## [Bacaan Sumber]
########################################
Surat itu diatar 3 orang yaitu kapten Roeps yang fasih bahasa Jawa, Haji Ali & Kiay Hasan Besari ( dengan catatan kemudian setelah dilokasi mereka akan berjuang sendiri lagi ).
Pada waktu bersamaan De Kock berusaha menangkap Diponegoro seperti yang telah dilakukan terhadap Kiay Mojo, agar supaya dia dapat melaporkan ke Raja Willem 1, sehingga dapat mendepak Du Bus ( menggantikannya ).
Penangkapan P.Diponegoro

Mengingat kondisi Pangeran Diponegoro waktu itu dalam keadaan terdesak, Pangeran Diponegoro bersedia berunding.
Perundingan direncanakan di Magelang, gagal karena bulan puasa.

Perundingan berikutnya diadakan di pada tanggal 28 Maret 1830 saat Idhul Fitri.
Perundingan tidak mencapai kesepakatan, dan pada saat itulah Pangeran Diponegoro ditangkap oleh pasukan Belanda pimpinan de Kock.
Pangeran Diponegoro ditawan, lalu dibawa ke Ungaran Semarang, kemudian ke Batavia.
Pada tanggal 8 April 1830 Pangeran Diponegoro sampai di Batavia dan ditempatkan di Stadhuis, kemudian pada tanggal 3 Mei 1830 Pangeran Diponegoro dan rombongannya diberangkatkan dengan kapal perang Pollux ke Manado.
Di Manado ditempatkan di Benteng Amsterdam selama 4 tahun.
Pangeran Diponegoro oleh Belanda tidak disatukan dengan Kyai Mojo di Tondano karena dianggap Belanda sangat berbahaya, hanya sekali saja sempat bertemu dengan Kyai Mojo.
########################################
## [Data Mentah]
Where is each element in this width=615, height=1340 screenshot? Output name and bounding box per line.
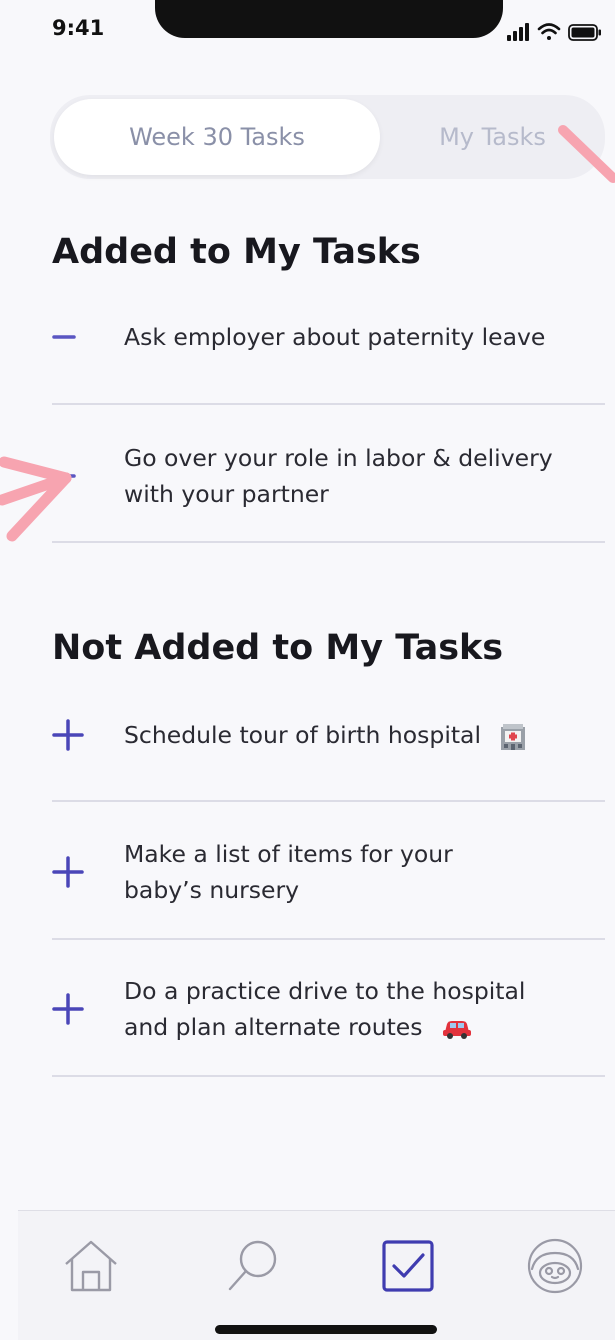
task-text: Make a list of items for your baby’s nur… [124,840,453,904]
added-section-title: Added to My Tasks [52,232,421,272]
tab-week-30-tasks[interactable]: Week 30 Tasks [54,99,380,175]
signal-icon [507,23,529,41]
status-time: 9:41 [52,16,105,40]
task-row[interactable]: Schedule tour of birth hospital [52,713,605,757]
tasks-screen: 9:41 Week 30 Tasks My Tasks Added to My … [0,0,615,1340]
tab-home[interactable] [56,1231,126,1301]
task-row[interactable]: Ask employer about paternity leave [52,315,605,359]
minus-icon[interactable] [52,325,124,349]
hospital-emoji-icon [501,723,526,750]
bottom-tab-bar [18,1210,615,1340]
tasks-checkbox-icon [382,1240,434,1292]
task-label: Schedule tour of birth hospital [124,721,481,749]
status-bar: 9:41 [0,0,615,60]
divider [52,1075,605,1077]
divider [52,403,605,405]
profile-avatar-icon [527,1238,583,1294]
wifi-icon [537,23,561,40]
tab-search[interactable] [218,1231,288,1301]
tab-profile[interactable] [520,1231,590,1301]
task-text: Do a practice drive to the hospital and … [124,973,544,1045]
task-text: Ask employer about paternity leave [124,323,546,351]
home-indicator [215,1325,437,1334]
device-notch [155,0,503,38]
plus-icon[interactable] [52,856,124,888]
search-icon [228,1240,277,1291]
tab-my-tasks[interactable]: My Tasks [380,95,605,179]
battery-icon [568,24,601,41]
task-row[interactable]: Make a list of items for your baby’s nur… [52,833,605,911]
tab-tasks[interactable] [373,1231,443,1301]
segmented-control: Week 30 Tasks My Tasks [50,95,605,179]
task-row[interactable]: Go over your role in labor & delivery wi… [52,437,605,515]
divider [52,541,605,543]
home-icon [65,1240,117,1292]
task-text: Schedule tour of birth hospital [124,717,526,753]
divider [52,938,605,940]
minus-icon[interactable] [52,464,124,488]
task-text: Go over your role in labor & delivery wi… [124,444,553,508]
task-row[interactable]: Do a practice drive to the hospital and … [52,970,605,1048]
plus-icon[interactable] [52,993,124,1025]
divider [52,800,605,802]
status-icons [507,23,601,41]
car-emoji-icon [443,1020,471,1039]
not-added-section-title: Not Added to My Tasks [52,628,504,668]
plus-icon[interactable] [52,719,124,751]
########################################
## [Sasaran Tugas]
A: Dalam bacaan tentang penangkapan Pangeran Diponegoro, bagaimana paragraf yang diawali "Mengingat kondisi Pangeran Diponegoro" ditulis ulang menjadi satu kalimat tanpa menghilangkan fakta pokoknya?
B: Teruskan bacaan tentang penangkapan Pangeran Diponegoro dari kalimat terakhirnya.

## [Jawaban Tiap Tugas]
A: Karena sedang terdesak, Pangeran Diponegoro bersedia berunding, tetapi perundingan yang direncanakan di Magelang gagal karena bulan puasa.

B:
Oleh karena Belanda menganggap penjagaan di Manado tidak cukup kuat, maka Pangeran Diponegoro dipindahkan di Benteng Rotterdaam Makassar pada tahun 1834, sampai wafatnya pada tanggal 8 Januari 1855 dalam usia 78 tahun.

IV. KYAI MOJO DIASINGKAN KE MINAHASA

Untuk menghindari kemungkinan Kiay Mojo dan rombongan kembali ke Pajang untuk bergabung kembali dengan Pageran Diponegoro, Du Bus telah merencanakan untuk mengasingkan mereka ketempat yang jauh, dan dipilih Minahasa di Ujung Sulawesi, yang pada waktu itu negeri ini belum lama dikuasai Belanda ( 1829 ).
Pemilihan tempat ini juga berdasarkan permintaan dari Residen dari Manado untuk mengirimkan tenaga tenaga ahli di bidang pertanian dari Jawa untuk membuat persawahan dimana hasilnya dapat mengisi uang kas keresidenan yang agak parah pada waktu itu.
Selanjutnya untuk pelaksanaan rencana tersebut, dilaksanakan beberapa tahapan.

Tahap 1.

Dari Kembang Arum Kyai Mojo dan pengikutnya dibawa ke Semarang.
Pengadilan Tinggi Belanda memutuskan bahwa Kyai Mojo sebagai tahanan politik.
Hasil sidang Pengadilan Tinggi adalah ( surat dari Menteri Negara Komisaris Jendral tanggal 1 Desember 1828 kepada Letnan Gubernur Jendral):

Kyay Mojo dan pengikutnya dipenjara dalam bentuk tahanan rumah.
Ir.Tromp ditunjuk sebagai pelaksana pembangunan “rumah tahanan” tersebut.
Menyiapkan 25 orang serdadu Ambon secara bergantian menjaga rumah tersebut.

Tahap 2.

Kemudian setelah beberapa lama di Semarang Kyai Mojo diangkut dengan kapal perang Belanda”Mercury” ke Batavia.
Berdasarkan surat Kapten Laut Komandan dan Direktur Kelautan Hindia Belanda kepada Gubernur Jendral tanggal 1 Desember 1828 No.231N/3116K:
Pengurusan Kyai Mojo,dan pengikutnya, ditempatkan di kapal Fregat De Belona dan satu kapal tunggu untuk kemudian dinaikkan ke kapal perang Belanda Mercury, dengan pengawasan militer.
Memperlakukan tawanan dengan baik sesuai perjanjian antara Kepala Hakim dan Komandan Fregat De Belona.
Kapal perang Mercury yang mengangkut tawanan Kyai Mojo dikawal 2 kapal fregat De Belonana dan Anna Paulona.

Tahap 3.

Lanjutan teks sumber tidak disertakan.